Excerpts from a figure dataset:
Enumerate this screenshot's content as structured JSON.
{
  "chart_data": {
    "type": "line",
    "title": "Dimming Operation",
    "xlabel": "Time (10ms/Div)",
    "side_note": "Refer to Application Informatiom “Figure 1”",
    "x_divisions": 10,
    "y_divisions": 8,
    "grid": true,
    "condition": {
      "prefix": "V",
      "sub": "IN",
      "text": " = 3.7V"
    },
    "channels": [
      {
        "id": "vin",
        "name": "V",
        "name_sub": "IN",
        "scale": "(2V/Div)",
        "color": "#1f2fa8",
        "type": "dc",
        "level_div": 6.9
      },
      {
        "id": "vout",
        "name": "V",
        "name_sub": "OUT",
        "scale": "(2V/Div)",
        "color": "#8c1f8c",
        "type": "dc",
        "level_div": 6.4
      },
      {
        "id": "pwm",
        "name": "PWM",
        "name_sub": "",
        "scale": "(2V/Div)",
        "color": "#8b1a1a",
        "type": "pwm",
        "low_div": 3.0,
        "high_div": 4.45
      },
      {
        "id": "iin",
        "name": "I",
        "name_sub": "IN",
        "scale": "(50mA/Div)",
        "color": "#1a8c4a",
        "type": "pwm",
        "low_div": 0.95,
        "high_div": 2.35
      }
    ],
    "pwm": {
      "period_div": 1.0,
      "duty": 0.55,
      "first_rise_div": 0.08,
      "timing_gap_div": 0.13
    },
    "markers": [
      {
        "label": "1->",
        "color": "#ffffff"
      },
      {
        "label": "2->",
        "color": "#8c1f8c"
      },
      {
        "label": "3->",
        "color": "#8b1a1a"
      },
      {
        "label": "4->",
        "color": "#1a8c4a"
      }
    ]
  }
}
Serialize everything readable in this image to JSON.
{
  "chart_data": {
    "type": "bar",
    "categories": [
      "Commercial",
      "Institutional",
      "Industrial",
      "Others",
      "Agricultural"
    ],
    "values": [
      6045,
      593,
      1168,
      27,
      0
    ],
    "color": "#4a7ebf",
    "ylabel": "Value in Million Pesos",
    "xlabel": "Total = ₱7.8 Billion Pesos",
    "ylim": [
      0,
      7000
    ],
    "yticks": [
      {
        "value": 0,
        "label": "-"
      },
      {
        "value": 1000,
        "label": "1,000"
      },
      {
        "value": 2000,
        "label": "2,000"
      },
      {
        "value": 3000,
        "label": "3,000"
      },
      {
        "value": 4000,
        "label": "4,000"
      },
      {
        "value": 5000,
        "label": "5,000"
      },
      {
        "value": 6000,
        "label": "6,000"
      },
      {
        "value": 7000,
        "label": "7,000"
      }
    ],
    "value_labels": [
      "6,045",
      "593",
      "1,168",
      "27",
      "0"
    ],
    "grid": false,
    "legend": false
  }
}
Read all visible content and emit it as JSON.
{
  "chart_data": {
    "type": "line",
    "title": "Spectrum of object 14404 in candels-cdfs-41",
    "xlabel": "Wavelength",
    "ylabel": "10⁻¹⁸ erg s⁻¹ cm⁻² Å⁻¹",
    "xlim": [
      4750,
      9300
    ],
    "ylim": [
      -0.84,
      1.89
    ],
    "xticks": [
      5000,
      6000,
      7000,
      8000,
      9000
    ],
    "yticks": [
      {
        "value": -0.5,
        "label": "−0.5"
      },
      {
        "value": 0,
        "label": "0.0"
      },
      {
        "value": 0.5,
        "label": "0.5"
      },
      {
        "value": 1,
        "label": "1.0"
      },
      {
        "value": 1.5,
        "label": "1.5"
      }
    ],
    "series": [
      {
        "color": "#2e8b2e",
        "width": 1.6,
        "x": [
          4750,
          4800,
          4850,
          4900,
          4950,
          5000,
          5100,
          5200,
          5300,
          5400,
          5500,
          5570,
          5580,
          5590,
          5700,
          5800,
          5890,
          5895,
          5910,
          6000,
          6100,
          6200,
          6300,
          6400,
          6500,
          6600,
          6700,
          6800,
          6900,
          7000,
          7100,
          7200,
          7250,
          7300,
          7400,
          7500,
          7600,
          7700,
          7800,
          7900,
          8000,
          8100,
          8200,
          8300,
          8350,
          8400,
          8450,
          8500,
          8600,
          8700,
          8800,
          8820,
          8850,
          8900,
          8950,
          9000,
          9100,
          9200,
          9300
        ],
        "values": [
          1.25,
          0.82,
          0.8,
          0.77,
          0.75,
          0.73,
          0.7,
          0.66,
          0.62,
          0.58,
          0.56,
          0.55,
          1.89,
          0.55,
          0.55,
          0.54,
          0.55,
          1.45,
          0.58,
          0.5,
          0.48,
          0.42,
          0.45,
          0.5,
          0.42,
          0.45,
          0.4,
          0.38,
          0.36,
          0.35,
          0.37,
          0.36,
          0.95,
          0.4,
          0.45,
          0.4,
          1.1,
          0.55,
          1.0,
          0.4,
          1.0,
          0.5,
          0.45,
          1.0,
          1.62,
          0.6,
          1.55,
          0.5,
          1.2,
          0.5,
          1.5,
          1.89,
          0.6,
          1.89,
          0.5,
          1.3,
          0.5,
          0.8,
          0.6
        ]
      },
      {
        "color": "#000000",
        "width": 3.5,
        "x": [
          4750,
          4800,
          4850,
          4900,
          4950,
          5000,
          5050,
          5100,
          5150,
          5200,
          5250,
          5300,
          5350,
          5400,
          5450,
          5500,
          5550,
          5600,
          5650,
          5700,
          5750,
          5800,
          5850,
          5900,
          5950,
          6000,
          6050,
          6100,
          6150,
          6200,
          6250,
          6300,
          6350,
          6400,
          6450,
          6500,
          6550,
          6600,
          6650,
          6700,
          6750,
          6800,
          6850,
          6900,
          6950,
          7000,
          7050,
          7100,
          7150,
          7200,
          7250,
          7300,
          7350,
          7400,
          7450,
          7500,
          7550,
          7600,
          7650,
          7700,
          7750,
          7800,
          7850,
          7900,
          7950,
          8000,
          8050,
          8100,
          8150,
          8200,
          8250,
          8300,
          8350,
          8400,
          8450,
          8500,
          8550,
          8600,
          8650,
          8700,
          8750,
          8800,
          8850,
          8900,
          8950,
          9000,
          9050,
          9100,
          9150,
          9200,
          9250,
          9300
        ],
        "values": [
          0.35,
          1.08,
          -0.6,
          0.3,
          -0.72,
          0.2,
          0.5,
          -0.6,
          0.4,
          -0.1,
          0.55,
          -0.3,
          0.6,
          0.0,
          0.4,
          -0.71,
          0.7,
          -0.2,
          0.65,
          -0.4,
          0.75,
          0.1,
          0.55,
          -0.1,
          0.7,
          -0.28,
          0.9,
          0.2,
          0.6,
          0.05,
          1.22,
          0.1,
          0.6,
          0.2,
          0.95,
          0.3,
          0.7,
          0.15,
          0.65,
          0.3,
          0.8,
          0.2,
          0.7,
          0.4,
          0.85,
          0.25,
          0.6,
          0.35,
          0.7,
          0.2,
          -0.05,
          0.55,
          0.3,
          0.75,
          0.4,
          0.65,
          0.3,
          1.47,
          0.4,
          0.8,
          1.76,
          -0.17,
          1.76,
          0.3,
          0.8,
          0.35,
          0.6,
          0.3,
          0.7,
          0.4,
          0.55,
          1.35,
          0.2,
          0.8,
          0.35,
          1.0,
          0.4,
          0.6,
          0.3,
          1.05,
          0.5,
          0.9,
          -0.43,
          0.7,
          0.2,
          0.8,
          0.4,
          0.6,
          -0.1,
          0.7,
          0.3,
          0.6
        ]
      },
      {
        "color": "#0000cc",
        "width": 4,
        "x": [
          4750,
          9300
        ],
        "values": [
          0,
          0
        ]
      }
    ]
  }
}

**Job**
Copy each line of the data exactly, leaving nothing out.

**Solved problem**
Enumerate this screenshot's content as structured JSON.
{
  "chart_data": {
    "type": "line",
    "title": "Dimming Operation",
    "xlabel": "Time (10ms/Div)",
    "side_note": "Refer to Application Informatiom “Figure 1”",
    "x_divisions": 10,
    "y_divisions": 8,
    "grid": true,
    "condition": {
      "prefix": "V",
      "sub": "IN",
      "text": " = 3.7V"
    },
    "channels": [
      {
        "id": "vin",
        "name": "V",
        "name_sub": "IN",
        "scale": "(2V/Div)",
        "color": "#1f2fa8",
        "type": "dc",
        "level_div": 6.9
      },
      {
        "id": "vout",
        "name": "V",
        "name_sub": "OUT",
        "scale": "(2V/Div)",
        "color": "#8c1f8c",
        "type": "dc",
        "level_div": 6.4
      },
      {
        "id": "pwm",
        "name": "PWM",
        "name_sub": "",
        "scale": "(2V/Div)",
        "color": "#8b1a1a",
        "type": "pwm",
        "low_div": 3.0,
        "high_div": 4.45
      },
      {
        "id": "iin",
        "name": "I",
        "name_sub": "IN",
        "scale": "(50mA/Div)",
        "color": "#1a8c4a",
        "type": "pwm",
        "low_div": 0.95,
        "high_div": 2.35
      }
    ],
    "pwm": {
      "period_div": 1.0,
      "duty": 0.55,
      "first_rise_div": 0.08,
      "timing_gap_div": 0.13
    },
    "markers": [
      {
        "label": "1->",
        "color": "#ffffff"
      },
      {
        "label": "2->",
        "color": "#8c1f8c"
      },
      {
        "label": "3->",
        "color": "#8b1a1a"
      },
      {
        "label": "4->",
        "color": "#1a8c4a"
      }
    ]
  }
}
Serialize everything readable in this image to JSON.
{
  "chart_data": {
    "type": "bar",
    "categories": [
      "Commercial",
      "Institutional",
      "Industrial",
      "Others",
      "Agricultural"
    ],
    "values": [
      6045,
      593,
      1168,
      27,
      0
    ],
    "color": "#4a7ebf",
    "ylabel": "Value in Million Pesos",
    "xlabel": "Total = ₱7.8 Billion Pesos",
    "ylim": [
      0,
      7000
    ],
    "yticks": [
      {
        "value": 0,
        "label": "-"
      },
      {
        "value": 1000,
        "label": "1,000"
      },
      {
        "value": 2000,
        "label": "2,000"
      },
      {
        "value": 3000,
        "label": "3,000"
      },
      {
        "value": 4000,
        "label": "4,000"
      },
      {
        "value": 5000,
        "label": "5,000"
      },
      {
        "value": 6000,
        "label": "6,000"
      },
      {
        "value": 7000,
        "label": "7,000"
      }
    ],
    "value_labels": [
      "6,045",
      "593",
      "1,168",
      "27",
      "0"
    ],
    "grid": false,
    "legend": false
  }
}
Read all visible content and emit it as JSON.
{
  "chart_data": {
    "type": "line",
    "title": "Spectrum of object 14404 in candels-cdfs-41",
    "xlabel": "Wavelength",
    "ylabel": "10⁻¹⁸ erg s⁻¹ cm⁻² Å⁻¹",
    "xlim": [
      4750,
      9300
    ],
    "ylim": [
      -0.84,
      1.89
    ],
    "xticks": [
      5000,
      6000,
      7000,
      8000,
      9000
    ],
    "yticks": [
      {
        "value": -0.5,
        "label": "−0.5"
      },
      {
        "value": 0,
        "label": "0.0"
      },
      {
        "value": 0.5,
        "label": "0.5"
      },
      {
        "value": 1,
        "label": "1.0"
      },
      {
        "value": 1.5,
        "label": "1.5"
      }
    ],
    "series": [
      {
        "color": "#2e8b2e",
        "width": 1.6,
        "x": [
          4750,
          4800,
          4850,
          4900,
          4950,
          5000,
          5100,
          5200,
          5300,
          5400,
          5500,
          5570,
          5580,
          5590,
          5700,
          5800,
          5890,
          5895,
          5910,
          6000,
          6100,
          6200,
          6300,
          6400,
          6500,
          6600,
          6700,
          6800,
          6900,
          7000,
          7100,
          7200,
          7250,
          7300,
          7400,
          7500,
          7600,
          7700,
          7800,
          7900,
          8000,
          8100,
          8200,
          8300,
          8350,
          8400,
          8450,
          8500,
          8600,
          8700,
          8800,
          8820,
          8850,
          8900,
          8950,
          9000,
          9100,
          9200,
          9300
        ],
        "values": [
          1.25,
          0.82,
          0.8,
          0.77,
          0.75,
          0.73,
          0.7,
          0.66,
          0.62,
          0.58,
          0.56,
          0.55,
          1.89,
          0.55,
          0.55,
          0.54,
          0.55,
          1.45,
          0.58,
          0.5,
          0.48,
          0.42,
          0.45,
          0.5,
          0.42,
          0.45,
          0.4,
          0.38,
          0.36,
          0.35,
          0.37,
          0.36,
          0.95,
          0.4,
          0.45,
          0.4,
          1.1,
          0.55,
          1.0,
          0.4,
          1.0,
          0.5,
          0.45,
          1.0,
          1.62,
          0.6,
          1.55,
          0.5,
          1.2,
          0.5,
          1.5,
          1.89,
          0.6,
          1.89,
          0.5,
          1.3,
          0.5,
          0.8,
          0.6
        ]
      },
      {
        "color": "#000000",
        "width": 3.5,
        "x": [
          4750,
          4800,
          4850,
          4900,
          4950,
          5000,
          5050,
          5100,
          5150,
          5200,
          5250,
          5300,
          5350,
          5400,
          5450,
          5500,
          5550,
          5600,
          5650,
          5700,
          5750,
          5800,
          5850,
          5900,
          5950,
          6000,
          6050,
          6100,
          6150,
          6200,
          6250,
          6300,
          6350,
          6400,
          6450,
          6500,
          6550,
          6600,
          6650,
          6700,
          6750,
          6800,
          6850,
          6900,
          6950,
          7000,
          7050,
          7100,
          7150,
          7200,
          7250,
          7300,
          7350,
          7400,
          7450,
          7500,
          7550,
          7600,
          7650,
          7700,
          7750,
          7800,
          7850,
          7900,
          7950,
          8000,
          8050,
          8100,
          8150,
          8200,
          8250,
          8300,
          8350,
          8400,
          8450,
          8500,
          8550,
          8600,
          8650,
          8700,
          8750,
          8800,
          8850,
          8900,
          8950,
          9000,
          9050,
          9100,
          9150,
          9200,
          9250,
          9300
        ],
        "values": [
          0.35,
          1.08,
          -0.6,
          0.3,
          -0.72,
          0.2,
          0.5,
          -0.6,
          0.4,
          -0.1,
          0.55,
          -0.3,
          0.6,
          0.0,
          0.4,
          -0.71,
          0.7,
          -0.2,
          0.65,
          -0.4,
          0.75,
          0.1,
          0.55,
          -0.1,
          0.7,
          -0.28,
          0.9,
          0.2,
          0.6,
          0.05,
          1.22,
          0.1,
          0.6,
          0.2,
          0.95,
          0.3,
          0.7,
          0.15,
          0.65,
          0.3,
          0.8,
          0.2,
          0.7,
          0.4,
          0.85,
          0.25,
          0.6,
          0.35,
          0.7,
          0.2,
          -0.05,
          0.55,
          0.3,
          0.75,
          0.4,
          0.65,
          0.3,
          1.47,
          0.4,
          0.8,
          1.76,
          -0.17,
          1.76,
          0.3,
          0.8,
          0.35,
          0.6,
          0.3,
          0.7,
          0.4,
          0.55,
          1.35,
          0.2,
          0.8,
          0.35,
          1.0,
          0.4,
          0.6,
          0.3,
          1.05,
          0.5,
          0.9,
          -0.43,
          0.7,
          0.2,
          0.8,
          0.4,
          0.6,
          -0.1,
          0.7,
          0.3,
          0.6
        ]
      },
      {
        "color": "#0000cc",
        "width": 4,
        "x": [
          4750,
          9300
        ],
        "values": [
          0,
          0
        ]
      }
    ]
  }
}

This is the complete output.